_STATED EXERCISE_. For every line in the data below that contains "name", copy the line.

_ _ _

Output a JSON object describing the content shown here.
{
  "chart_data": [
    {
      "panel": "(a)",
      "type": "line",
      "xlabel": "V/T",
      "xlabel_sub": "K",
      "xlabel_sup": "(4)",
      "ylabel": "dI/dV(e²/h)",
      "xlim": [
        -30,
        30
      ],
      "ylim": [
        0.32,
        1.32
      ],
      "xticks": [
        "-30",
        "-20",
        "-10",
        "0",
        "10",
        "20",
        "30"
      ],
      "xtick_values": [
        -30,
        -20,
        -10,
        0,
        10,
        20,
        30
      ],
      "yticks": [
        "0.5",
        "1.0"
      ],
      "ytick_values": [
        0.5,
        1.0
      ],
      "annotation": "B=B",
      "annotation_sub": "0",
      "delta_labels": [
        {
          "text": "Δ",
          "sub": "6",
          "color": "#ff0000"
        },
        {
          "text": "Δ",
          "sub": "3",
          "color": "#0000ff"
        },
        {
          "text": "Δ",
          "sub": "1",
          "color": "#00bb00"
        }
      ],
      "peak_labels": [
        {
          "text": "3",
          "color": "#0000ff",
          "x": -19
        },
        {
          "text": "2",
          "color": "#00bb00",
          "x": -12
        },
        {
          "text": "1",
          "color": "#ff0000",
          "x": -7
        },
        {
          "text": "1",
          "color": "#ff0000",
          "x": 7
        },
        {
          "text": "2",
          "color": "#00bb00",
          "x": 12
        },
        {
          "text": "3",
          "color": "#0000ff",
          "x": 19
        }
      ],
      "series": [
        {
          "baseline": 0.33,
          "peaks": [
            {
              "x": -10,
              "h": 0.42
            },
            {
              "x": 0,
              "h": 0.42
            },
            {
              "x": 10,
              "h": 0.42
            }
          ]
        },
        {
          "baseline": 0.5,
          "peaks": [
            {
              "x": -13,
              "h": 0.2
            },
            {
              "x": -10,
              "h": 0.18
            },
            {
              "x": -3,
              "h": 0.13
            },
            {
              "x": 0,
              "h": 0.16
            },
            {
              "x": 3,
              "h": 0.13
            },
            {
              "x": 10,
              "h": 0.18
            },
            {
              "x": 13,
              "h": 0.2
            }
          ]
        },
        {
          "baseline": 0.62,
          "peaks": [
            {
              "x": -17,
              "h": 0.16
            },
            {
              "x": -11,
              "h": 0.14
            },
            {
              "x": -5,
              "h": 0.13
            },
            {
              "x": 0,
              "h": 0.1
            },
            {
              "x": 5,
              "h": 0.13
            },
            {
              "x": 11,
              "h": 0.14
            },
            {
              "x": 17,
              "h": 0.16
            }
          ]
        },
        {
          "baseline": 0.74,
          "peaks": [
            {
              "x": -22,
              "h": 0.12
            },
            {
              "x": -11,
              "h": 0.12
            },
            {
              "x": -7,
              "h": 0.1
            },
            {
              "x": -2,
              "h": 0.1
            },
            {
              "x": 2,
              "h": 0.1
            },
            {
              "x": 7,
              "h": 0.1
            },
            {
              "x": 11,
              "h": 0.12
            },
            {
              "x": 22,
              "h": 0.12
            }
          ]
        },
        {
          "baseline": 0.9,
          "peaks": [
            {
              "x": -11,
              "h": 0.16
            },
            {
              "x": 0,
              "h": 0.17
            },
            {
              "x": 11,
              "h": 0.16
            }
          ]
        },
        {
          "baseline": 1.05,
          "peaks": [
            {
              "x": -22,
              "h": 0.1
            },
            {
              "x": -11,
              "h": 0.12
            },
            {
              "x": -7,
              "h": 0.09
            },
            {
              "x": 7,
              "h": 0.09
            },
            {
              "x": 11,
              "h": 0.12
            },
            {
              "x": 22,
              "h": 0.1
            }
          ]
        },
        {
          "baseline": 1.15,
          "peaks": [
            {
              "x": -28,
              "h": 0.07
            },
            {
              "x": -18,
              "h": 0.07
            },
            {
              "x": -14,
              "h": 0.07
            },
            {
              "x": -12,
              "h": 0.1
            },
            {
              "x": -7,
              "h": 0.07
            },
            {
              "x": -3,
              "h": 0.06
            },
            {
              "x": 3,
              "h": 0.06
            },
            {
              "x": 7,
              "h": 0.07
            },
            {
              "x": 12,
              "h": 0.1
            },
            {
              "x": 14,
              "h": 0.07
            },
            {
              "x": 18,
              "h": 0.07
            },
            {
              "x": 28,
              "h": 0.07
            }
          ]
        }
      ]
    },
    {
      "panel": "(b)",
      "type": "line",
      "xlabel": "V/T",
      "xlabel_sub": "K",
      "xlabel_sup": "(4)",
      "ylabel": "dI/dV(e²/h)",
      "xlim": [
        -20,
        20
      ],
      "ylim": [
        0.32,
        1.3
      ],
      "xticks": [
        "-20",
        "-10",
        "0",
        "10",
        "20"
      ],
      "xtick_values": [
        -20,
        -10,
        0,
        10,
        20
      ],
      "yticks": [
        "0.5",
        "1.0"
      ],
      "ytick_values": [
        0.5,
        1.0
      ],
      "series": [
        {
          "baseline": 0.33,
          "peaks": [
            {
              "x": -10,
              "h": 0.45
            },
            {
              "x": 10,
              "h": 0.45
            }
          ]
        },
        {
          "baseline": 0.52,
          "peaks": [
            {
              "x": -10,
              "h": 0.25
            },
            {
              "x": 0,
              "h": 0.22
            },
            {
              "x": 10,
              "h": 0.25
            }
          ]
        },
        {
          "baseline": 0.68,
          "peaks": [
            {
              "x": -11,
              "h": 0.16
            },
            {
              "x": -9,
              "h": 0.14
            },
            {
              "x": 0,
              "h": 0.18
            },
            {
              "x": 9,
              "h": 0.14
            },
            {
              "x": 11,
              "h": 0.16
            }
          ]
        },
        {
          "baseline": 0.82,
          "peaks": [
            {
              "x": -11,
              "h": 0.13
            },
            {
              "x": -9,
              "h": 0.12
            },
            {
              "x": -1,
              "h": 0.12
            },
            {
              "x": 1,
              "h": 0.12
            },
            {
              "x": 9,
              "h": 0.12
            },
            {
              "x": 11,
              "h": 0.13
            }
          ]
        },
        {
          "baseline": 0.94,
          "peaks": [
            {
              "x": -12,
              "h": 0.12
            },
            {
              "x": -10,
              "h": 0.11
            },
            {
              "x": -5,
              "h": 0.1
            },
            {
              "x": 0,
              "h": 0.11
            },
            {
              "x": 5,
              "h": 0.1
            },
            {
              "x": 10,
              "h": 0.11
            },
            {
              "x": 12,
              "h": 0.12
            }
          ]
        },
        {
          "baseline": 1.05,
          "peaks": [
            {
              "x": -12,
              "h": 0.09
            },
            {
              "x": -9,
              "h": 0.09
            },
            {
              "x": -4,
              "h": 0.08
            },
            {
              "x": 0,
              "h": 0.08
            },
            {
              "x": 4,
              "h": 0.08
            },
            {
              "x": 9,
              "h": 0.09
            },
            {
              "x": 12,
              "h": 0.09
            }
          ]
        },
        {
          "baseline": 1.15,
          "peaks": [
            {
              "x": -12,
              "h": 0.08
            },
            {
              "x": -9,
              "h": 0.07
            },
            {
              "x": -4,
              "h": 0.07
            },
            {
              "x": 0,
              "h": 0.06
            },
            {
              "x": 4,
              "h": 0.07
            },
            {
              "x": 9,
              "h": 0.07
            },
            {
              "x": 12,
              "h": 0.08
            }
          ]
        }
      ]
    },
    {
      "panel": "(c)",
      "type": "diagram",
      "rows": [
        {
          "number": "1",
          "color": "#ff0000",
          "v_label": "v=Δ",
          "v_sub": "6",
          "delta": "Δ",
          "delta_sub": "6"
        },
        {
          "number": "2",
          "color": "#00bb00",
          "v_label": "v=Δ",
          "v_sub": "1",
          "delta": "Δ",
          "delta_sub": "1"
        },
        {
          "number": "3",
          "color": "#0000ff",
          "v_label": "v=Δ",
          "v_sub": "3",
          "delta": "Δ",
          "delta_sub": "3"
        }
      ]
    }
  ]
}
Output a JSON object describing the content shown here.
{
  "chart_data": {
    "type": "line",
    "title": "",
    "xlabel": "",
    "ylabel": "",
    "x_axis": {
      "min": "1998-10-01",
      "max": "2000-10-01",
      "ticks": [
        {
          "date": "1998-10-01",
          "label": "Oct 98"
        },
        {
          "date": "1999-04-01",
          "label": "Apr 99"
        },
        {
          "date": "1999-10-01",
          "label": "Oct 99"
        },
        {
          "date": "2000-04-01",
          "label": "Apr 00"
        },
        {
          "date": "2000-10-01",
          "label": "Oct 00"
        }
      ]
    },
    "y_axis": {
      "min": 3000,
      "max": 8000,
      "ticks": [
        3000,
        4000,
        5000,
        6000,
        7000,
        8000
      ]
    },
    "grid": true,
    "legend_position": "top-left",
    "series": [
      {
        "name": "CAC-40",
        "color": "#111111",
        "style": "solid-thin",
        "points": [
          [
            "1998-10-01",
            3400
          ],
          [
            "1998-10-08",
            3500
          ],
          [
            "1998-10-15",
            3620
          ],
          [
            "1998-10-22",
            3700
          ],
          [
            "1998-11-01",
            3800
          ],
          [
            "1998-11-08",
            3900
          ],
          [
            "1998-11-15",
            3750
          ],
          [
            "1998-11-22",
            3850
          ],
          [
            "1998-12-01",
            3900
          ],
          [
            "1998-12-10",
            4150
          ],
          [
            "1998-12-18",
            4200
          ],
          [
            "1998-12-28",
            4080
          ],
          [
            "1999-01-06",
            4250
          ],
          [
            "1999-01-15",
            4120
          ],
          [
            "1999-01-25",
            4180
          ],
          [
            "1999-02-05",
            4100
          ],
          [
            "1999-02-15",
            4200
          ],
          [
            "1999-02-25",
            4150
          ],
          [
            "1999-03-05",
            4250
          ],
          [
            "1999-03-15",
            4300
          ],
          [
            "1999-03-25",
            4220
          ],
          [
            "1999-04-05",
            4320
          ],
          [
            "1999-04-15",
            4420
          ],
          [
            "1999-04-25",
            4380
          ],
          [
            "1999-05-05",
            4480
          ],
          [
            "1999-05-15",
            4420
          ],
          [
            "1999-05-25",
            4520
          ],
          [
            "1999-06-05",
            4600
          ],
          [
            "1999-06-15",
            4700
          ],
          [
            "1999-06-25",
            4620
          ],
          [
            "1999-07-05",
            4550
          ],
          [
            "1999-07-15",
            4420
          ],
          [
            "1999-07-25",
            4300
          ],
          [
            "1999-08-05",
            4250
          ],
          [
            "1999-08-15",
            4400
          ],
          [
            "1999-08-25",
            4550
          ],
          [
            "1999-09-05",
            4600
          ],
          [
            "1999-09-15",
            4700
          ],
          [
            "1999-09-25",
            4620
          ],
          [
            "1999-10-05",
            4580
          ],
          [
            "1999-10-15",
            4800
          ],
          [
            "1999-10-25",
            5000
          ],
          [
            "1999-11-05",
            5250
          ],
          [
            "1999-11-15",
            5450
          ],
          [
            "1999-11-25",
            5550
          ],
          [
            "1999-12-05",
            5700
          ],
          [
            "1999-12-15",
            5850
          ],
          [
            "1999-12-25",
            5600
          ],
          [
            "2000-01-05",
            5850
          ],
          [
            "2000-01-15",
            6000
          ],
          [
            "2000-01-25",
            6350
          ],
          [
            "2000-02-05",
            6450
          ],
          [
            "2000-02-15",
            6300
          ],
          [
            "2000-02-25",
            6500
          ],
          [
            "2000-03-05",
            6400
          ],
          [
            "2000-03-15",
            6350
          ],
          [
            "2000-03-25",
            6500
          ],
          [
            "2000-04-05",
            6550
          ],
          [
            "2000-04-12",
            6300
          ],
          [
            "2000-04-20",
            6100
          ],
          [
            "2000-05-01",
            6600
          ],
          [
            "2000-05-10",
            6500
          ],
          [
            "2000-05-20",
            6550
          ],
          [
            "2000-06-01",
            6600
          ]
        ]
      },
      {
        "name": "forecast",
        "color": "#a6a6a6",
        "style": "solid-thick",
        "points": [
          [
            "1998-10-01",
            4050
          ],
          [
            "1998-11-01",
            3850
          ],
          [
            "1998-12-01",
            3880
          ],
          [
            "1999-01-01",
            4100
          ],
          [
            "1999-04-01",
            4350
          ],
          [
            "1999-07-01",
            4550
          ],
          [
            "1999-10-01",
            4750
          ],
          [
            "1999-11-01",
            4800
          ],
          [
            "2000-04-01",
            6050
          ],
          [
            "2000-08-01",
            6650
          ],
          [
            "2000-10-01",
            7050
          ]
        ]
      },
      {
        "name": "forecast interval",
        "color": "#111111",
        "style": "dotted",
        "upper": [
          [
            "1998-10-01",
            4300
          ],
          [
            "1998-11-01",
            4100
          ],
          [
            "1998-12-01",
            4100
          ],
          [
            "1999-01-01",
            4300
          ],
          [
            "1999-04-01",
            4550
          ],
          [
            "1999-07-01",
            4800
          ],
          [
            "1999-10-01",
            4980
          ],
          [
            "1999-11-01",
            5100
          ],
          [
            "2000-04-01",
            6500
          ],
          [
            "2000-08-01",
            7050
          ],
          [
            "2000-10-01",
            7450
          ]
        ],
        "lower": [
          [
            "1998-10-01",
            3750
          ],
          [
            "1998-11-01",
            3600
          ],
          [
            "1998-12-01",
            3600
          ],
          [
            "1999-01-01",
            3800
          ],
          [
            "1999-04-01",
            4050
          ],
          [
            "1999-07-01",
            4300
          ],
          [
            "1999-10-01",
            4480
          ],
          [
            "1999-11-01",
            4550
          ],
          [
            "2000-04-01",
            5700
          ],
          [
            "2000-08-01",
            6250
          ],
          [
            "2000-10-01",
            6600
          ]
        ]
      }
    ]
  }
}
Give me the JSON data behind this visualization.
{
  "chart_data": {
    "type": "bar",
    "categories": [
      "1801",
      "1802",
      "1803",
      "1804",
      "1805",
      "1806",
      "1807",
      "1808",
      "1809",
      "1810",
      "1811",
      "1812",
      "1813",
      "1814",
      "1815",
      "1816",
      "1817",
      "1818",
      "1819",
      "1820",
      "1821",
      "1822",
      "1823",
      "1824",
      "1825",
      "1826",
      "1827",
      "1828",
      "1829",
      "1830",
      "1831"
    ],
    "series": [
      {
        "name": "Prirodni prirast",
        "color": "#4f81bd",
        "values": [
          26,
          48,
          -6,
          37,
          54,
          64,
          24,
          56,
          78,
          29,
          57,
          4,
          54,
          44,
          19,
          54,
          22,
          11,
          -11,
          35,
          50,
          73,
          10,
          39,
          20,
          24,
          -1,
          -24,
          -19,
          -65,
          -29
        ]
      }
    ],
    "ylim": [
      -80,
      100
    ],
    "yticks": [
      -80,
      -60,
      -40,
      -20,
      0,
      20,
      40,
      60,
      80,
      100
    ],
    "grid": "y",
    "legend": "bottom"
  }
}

_ _ _

_OUTPUT FOR THIS TASK_.
        "name": "CAC-40",
        "name": "forecast",
        "name": "forecast interval",
        "name": "Prirodni prirast",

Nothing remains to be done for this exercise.